** START OF Records to use **

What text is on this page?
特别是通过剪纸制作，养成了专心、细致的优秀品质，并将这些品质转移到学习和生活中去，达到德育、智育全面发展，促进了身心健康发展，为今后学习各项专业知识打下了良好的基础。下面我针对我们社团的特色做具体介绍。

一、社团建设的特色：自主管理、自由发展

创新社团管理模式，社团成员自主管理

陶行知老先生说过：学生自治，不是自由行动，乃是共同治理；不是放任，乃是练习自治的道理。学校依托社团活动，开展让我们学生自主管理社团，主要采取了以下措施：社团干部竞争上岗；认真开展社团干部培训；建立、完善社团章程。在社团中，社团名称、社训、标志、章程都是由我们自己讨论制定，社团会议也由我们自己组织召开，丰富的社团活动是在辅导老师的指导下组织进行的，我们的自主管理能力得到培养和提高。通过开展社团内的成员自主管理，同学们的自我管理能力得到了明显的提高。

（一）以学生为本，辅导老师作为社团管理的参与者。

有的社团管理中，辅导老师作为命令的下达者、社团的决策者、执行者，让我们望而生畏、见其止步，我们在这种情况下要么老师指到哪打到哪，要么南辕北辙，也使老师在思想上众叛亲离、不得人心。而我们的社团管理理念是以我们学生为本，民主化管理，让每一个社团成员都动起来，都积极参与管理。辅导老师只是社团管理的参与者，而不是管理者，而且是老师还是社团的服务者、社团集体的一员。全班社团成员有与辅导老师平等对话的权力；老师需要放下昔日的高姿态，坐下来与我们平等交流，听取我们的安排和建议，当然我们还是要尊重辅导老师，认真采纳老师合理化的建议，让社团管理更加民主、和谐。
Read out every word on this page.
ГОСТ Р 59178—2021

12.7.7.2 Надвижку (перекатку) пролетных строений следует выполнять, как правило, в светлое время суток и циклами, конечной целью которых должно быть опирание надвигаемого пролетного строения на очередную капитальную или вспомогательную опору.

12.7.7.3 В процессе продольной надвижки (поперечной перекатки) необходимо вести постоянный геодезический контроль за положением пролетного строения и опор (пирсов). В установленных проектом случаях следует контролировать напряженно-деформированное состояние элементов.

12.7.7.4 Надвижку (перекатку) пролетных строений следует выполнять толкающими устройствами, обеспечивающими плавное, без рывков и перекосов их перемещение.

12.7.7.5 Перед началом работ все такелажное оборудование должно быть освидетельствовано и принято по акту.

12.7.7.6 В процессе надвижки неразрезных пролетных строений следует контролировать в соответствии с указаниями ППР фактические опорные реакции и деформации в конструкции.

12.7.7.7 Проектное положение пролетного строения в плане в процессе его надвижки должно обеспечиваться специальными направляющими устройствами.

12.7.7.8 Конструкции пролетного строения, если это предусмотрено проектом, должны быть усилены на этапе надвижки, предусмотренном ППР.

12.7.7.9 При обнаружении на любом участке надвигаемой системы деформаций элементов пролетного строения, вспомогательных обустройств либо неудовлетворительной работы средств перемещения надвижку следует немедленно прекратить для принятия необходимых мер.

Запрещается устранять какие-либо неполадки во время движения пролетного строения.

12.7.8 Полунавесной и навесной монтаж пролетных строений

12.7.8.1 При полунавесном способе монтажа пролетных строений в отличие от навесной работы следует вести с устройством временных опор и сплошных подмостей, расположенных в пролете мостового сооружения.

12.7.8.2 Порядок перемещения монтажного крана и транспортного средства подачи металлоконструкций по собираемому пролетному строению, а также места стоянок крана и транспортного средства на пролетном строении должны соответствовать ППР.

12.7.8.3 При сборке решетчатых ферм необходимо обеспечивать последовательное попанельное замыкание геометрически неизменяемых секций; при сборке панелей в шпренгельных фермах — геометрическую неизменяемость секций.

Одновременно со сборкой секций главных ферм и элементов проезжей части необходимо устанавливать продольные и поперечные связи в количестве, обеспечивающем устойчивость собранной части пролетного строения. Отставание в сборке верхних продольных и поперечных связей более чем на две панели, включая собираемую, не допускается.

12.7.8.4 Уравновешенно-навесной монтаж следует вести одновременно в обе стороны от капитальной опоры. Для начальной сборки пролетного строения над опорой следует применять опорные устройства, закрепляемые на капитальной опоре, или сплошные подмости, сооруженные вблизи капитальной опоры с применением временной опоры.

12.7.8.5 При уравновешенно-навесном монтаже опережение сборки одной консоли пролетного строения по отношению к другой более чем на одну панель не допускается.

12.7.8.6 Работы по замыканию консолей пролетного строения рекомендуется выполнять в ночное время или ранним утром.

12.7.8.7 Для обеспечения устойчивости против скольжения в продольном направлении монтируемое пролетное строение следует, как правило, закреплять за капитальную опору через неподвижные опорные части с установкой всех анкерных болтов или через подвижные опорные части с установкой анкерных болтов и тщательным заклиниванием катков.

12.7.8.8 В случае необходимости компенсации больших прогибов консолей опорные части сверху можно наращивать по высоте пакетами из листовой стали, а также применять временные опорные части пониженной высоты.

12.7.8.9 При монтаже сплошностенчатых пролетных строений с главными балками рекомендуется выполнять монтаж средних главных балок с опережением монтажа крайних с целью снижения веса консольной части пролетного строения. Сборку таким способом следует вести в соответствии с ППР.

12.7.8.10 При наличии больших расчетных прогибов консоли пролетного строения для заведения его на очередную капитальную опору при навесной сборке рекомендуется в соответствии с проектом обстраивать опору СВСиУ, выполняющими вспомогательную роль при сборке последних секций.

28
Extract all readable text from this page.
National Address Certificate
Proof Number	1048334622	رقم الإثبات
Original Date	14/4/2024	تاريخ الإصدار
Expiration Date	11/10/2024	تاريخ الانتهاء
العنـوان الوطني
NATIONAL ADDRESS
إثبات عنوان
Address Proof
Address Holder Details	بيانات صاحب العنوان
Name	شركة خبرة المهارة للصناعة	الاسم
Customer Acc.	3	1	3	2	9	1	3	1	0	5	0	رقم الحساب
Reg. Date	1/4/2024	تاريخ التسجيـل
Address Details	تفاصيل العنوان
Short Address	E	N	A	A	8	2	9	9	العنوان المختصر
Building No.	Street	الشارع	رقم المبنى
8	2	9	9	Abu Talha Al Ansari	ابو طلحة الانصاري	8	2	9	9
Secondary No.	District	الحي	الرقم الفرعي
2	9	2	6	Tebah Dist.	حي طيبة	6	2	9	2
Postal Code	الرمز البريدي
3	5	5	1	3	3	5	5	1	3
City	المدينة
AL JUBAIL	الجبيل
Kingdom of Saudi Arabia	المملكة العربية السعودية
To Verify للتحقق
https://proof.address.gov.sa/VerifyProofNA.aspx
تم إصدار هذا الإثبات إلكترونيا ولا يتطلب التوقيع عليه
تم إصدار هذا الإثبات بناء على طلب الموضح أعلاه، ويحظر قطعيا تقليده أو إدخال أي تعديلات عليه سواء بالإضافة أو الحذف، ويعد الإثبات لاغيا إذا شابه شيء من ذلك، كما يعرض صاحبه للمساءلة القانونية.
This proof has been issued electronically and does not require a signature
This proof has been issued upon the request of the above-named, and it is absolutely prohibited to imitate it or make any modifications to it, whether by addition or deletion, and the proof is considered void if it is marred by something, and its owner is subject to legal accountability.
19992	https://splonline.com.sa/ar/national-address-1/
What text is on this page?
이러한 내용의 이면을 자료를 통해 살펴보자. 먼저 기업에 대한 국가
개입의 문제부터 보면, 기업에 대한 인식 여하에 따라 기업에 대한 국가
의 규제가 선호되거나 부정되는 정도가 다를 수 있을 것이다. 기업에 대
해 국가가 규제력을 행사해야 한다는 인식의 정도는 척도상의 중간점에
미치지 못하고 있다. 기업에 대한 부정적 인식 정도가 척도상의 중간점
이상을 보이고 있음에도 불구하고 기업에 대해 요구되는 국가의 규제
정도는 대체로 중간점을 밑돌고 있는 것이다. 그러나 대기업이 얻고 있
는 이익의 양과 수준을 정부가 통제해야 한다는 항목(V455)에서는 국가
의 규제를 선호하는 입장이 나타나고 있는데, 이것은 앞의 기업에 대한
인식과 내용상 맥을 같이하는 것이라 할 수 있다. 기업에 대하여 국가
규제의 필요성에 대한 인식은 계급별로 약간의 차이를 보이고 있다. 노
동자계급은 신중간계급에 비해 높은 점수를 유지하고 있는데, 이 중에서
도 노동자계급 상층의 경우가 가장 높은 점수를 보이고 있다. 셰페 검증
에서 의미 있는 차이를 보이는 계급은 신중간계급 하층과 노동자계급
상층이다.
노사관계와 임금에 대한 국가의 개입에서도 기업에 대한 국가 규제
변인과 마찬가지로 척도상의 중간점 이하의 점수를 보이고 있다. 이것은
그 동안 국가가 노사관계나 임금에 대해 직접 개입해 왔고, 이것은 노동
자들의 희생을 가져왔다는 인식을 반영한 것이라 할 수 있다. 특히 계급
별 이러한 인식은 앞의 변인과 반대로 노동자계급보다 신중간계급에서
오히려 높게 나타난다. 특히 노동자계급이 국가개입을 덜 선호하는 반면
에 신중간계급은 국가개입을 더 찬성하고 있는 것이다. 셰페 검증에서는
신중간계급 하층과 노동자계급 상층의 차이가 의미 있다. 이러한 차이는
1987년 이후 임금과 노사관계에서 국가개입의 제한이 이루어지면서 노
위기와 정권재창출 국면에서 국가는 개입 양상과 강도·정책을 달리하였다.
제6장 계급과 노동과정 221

** END OF Records to use **

Description of the task: Select all lines in the listing that include the word "рекомендуется".

Answer to the exercise:
12.7.8.6 Работы по замыканию консолей пролетного строения рекомендуется выполнять в ночное время или ранним утром.
12.7.8.9 При монтаже сплошностенчатых пролетных строений с главными балками рекомендуется выполнять монтаж средних главных балок с опережением монтажа крайних с целью снижения веса консольной части пролетного строения. Сборку таким способом следует вести в соответствии с ППР.
12.7.8.10 При наличии больших расчетных прогибов консоли пролетного строения для заведения его на очередную капитальную опору при навесной сборке рекомендуется в соответствии с проектом обстраивать опору СВСиУ, выполняющими вспомогательную роль при сборке последних секций.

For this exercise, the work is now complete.